* Start Available records *
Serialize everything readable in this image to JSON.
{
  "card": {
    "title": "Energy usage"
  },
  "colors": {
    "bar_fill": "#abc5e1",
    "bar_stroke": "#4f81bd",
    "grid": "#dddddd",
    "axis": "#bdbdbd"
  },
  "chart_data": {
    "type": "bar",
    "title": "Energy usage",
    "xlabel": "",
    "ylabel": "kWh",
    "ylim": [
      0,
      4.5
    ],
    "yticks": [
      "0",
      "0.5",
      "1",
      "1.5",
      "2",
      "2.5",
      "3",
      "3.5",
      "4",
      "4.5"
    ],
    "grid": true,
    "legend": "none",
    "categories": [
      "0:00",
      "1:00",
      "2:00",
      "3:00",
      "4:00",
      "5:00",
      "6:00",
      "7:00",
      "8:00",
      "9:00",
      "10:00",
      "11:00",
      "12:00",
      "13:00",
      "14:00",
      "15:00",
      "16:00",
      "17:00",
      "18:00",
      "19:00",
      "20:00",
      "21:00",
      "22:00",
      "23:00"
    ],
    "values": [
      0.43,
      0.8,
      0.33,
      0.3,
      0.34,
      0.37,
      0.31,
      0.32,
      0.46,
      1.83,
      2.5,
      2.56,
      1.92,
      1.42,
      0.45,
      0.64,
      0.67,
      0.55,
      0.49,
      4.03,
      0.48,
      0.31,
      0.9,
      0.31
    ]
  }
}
* End Available records *
## Task to carry out
Pull out each line of the records holding the string "title".

## Result
    "title": "Energy usage"
    "title": "Energy usage",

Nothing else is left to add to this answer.